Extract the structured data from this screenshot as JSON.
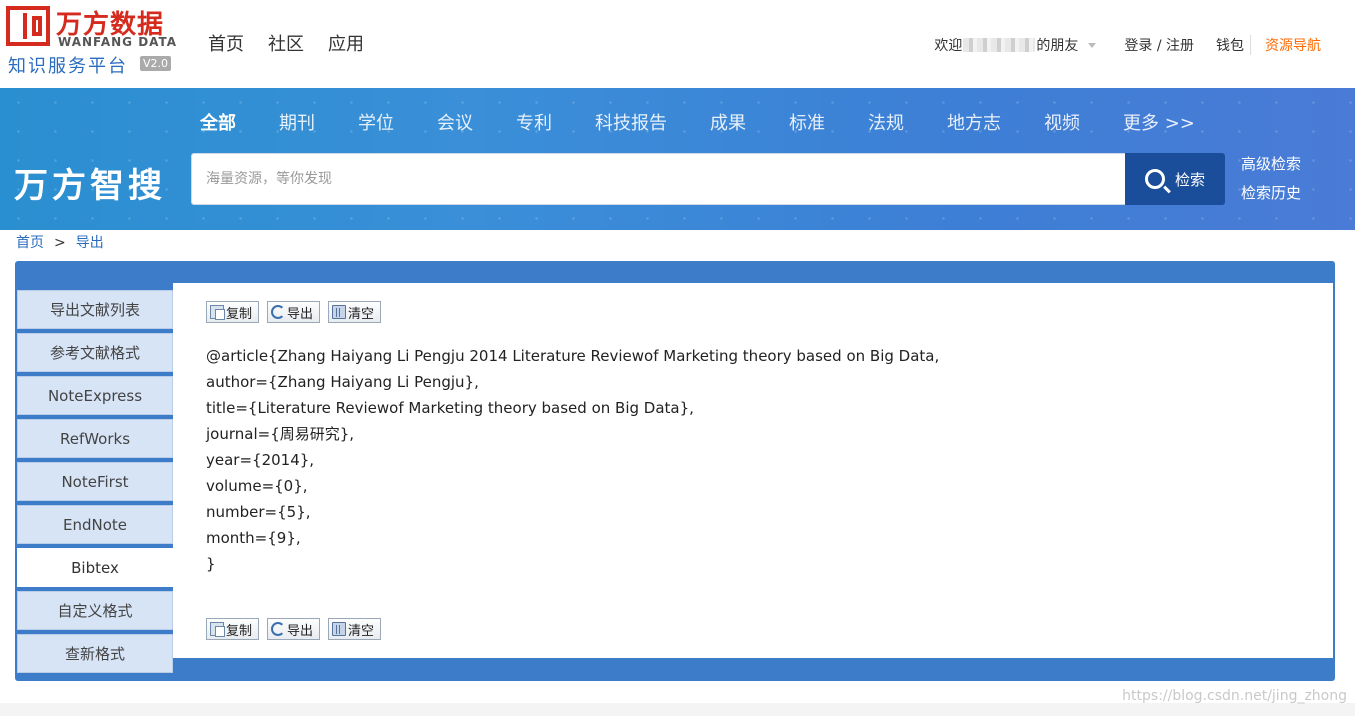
{
  "logo": {
    "cn": "万方数据",
    "en": "WANFANG DATA",
    "sub": "知识服务平台",
    "version": "V2.0"
  },
  "topnav": [
    "首页",
    "社区",
    "应用"
  ],
  "user": {
    "welcome_prefix": "欢迎",
    "welcome_suffix": "的朋友",
    "login": "登录 / 注册",
    "wallet": "钱包",
    "resource_nav": "资源导航"
  },
  "categories": [
    "全部",
    "期刊",
    "学位",
    "会议",
    "专利",
    "科技报告",
    "成果",
    "标准",
    "法规",
    "地方志",
    "视频",
    "更多 >>"
  ],
  "brand": "万方智搜",
  "search": {
    "placeholder": "海量资源，等你发现",
    "button": "检索"
  },
  "side_links": [
    "高级检索",
    "检索历史"
  ],
  "breadcrumb": [
    "首页",
    ">",
    "导出"
  ],
  "menu": [
    "导出文献列表",
    "参考文献格式",
    "NoteExpress",
    "RefWorks",
    "NoteFirst",
    "EndNote",
    "Bibtex",
    "自定义格式",
    "查新格式"
  ],
  "active_menu": "Bibtex",
  "toolbar": {
    "copy": "复制",
    "export": "导出",
    "clear": "清空"
  },
  "bibtex_lines": [
    "@article{Zhang Haiyang Li Pengju 2014 Literature Reviewof Marketing theory based on Big Data,",
    "author={Zhang Haiyang Li Pengju},",
    "title={Literature Reviewof Marketing theory based on Big Data},",
    "journal={周易研究},",
    "year={2014},",
    "volume={0},",
    "number={5},",
    "month={9},",
    "}"
  ],
  "watermark": "https://blog.csdn.net/jing_zhong",
  "colors": {
    "brand_red": "#d52b1e",
    "link_blue": "#2a6cbf",
    "panel_blue": "#3c7cc8",
    "search_button": "#1a4e9a",
    "resource_orange": "#ff6a00"
  }
}
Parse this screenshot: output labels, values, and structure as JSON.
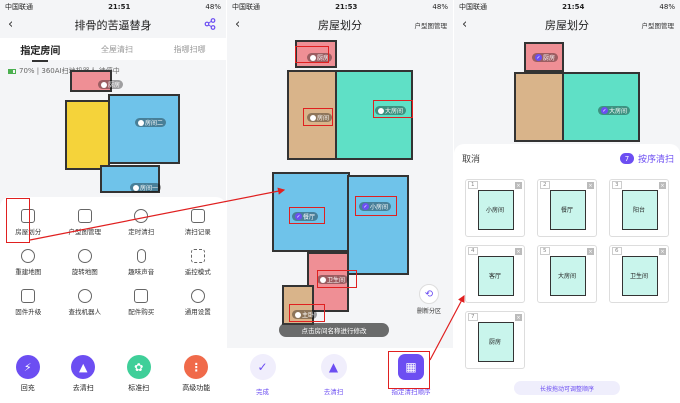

_Given problem_
Show every line from the listing above in which the string "theory" appears.

_Written solution_
    "@article{Zhang Haiyang Li Pengju 2014 Literature Reviewof Marketing theory based on Big Data,",
    "title={Literature Reviewof Marketing theory based on Big Data},",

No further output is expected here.